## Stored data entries
------------------------------------
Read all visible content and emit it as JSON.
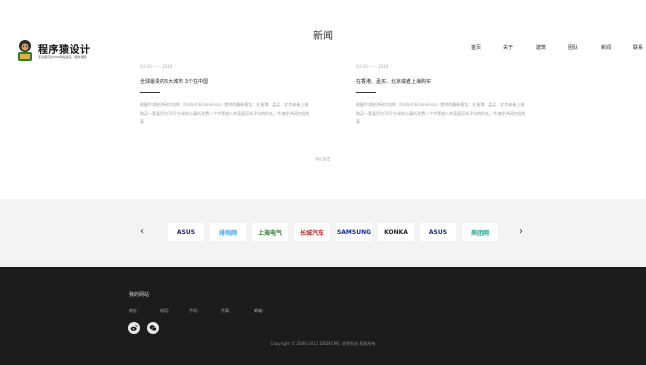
{
  "section": {
    "title": "新闻"
  },
  "logo": {
    "text": "程序猿设计",
    "subtitle": "专注程序猿CMS网站建设 · 服务保障"
  },
  "nav": {
    "items": [
      "首页",
      "关于",
      "建筑",
      "团队",
      "新闻",
      "联系"
    ]
  },
  "news": [
    {
      "date": "03-26 —— 2019",
      "headline": "全球最贵的5大城市 3个在中国",
      "excerpt": "根据牛津经济研究机构（Oxford Economics）提供的最新报告：在香港、孟买、北京或者上海购买一套面积为70平方米的公寓所花费一个中等收入的家庭历年平均的时长。牛津经济研究机构表"
    },
    {
      "date": "03-26 —— 2019",
      "headline": "在香港、孟买、北京或者上海购买",
      "excerpt": "根据牛津经济研究机构（Oxford Economics）提供的最新报告：在香港、孟买、北京或者上海购买一套面积为70平方米的公寓所花费一个中等收入的家庭历年平均的时长。牛津经济研究机构表"
    }
  ],
  "more_label": "MORE",
  "partners": {
    "prev": "‹",
    "next": "›",
    "logos": [
      {
        "name": "ASUS",
        "color": "#1a2a6c"
      },
      {
        "name": "排挡网",
        "color": "#3da9e0"
      },
      {
        "name": "上海电气",
        "color": "#2e7d32"
      },
      {
        "name": "长城汽车",
        "color": "#c62828"
      },
      {
        "name": "SAMSUNG",
        "color": "#1428a0"
      },
      {
        "name": "KONKA",
        "color": "#222222"
      },
      {
        "name": "ASUS",
        "color": "#1a2a6c"
      },
      {
        "name": "美团网",
        "color": "#1aa88e"
      }
    ]
  },
  "footer": {
    "title": "我的网站",
    "contacts": {
      "address": "地址：",
      "phone": "电话：",
      "mobile": "手机：",
      "fax": "传真：",
      "email": "邮箱："
    },
    "copyright": "Copyright © 2004-2011 DEDECMS. 织梦科技 版权所有"
  },
  "colors": {
    "footer_bg": "#1c1c1c",
    "band_bg": "#f3f3f3"
  }
}
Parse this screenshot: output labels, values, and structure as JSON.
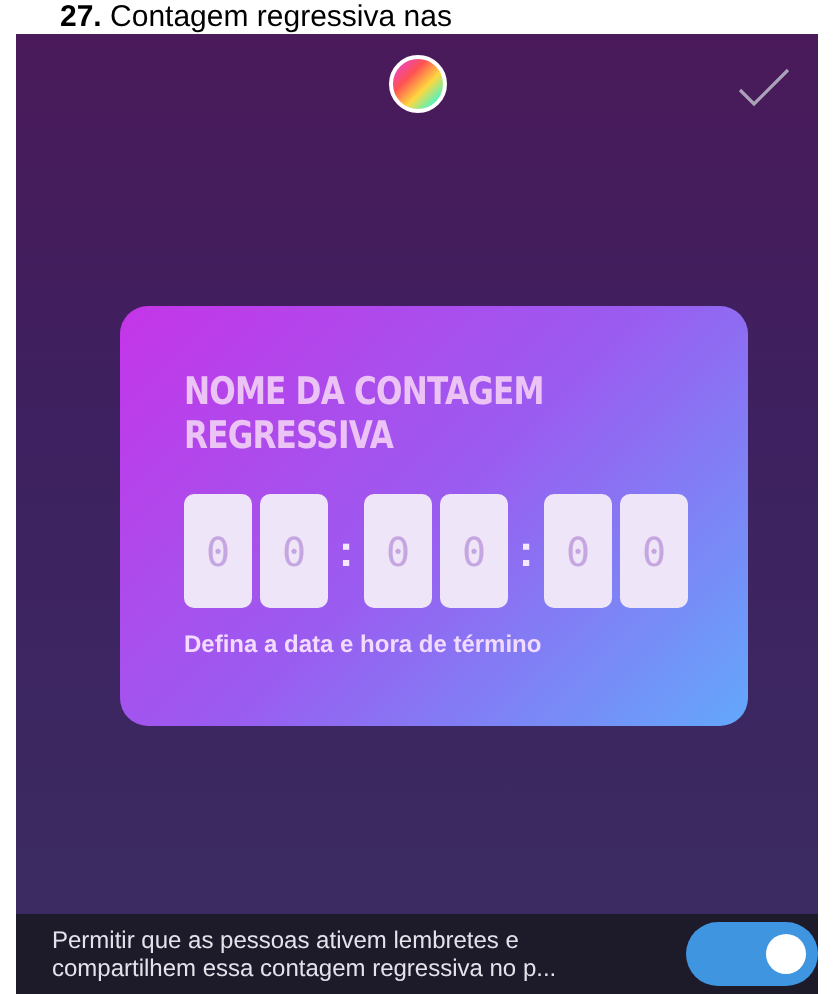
------------------------------------
## EXERCISE PROMPT
Copy the whole of the material above exactly, but not its images.

## TASK ANSWER
Read all visible content and emit it as JSON.
{
  "section": {
    "title": "新闻"
  },
  "logo": {
    "text": "程序猿设计",
    "subtitle": "专注程序猿CMS网站建设 · 服务保障"
  },
  "nav": {
    "items": [
      "首页",
      "关于",
      "建筑",
      "团队",
      "新闻",
      "联系"
    ]
  },
  "news": [
    {
      "date": "03-26 —— 2019",
      "headline": "全球最贵的5大城市 3个在中国",
      "excerpt": "根据牛津经济研究机构（Oxford Economics）提供的最新报告：在香港、孟买、北京或者上海购买一套面积为70平方米的公寓所花费一个中等收入的家庭历年平均的时长。牛津经济研究机构表"
    },
    {
      "date": "03-26 —— 2019",
      "headline": "在香港、孟买、北京或者上海购买",
      "excerpt": "根据牛津经济研究机构（Oxford Economics）提供的最新报告：在香港、孟买、北京或者上海购买一套面积为70平方米的公寓所花费一个中等收入的家庭历年平均的时长。牛津经济研究机构表"
    }
  ],
  "more_label": "MORE",
  "partners": {
    "prev": "‹",
    "next": "›",
    "logos": [
      {
        "name": "ASUS",
        "color": "#1a2a6c"
      },
      {
        "name": "排挡网",
        "color": "#3da9e0"
      },
      {
        "name": "上海电气",
        "color": "#2e7d32"
      },
      {
        "name": "长城汽车",
        "color": "#c62828"
      },
      {
        "name": "SAMSUNG",
        "color": "#1428a0"
      },
      {
        "name": "KONKA",
        "color": "#222222"
      },
      {
        "name": "ASUS",
        "color": "#1a2a6c"
      },
      {
        "name": "美团网",
        "color": "#1aa88e"
      }
    ]
  },
  "footer": {
    "title": "我的网站",
    "contacts": {
      "address": "地址：",
      "phone": "电话：",
      "mobile": "手机：",
      "fax": "传真：",
      "email": "邮箱："
    },
    "copyright": "Copyright © 2004-2011 DEDECMS. 织梦科技 版权所有"
  },
  "colors": {
    "footer_bg": "#1c1c1c",
    "band_bg": "#f3f3f3"
  }
}
Parse this screenshot: output labels, values, and structure as JSON.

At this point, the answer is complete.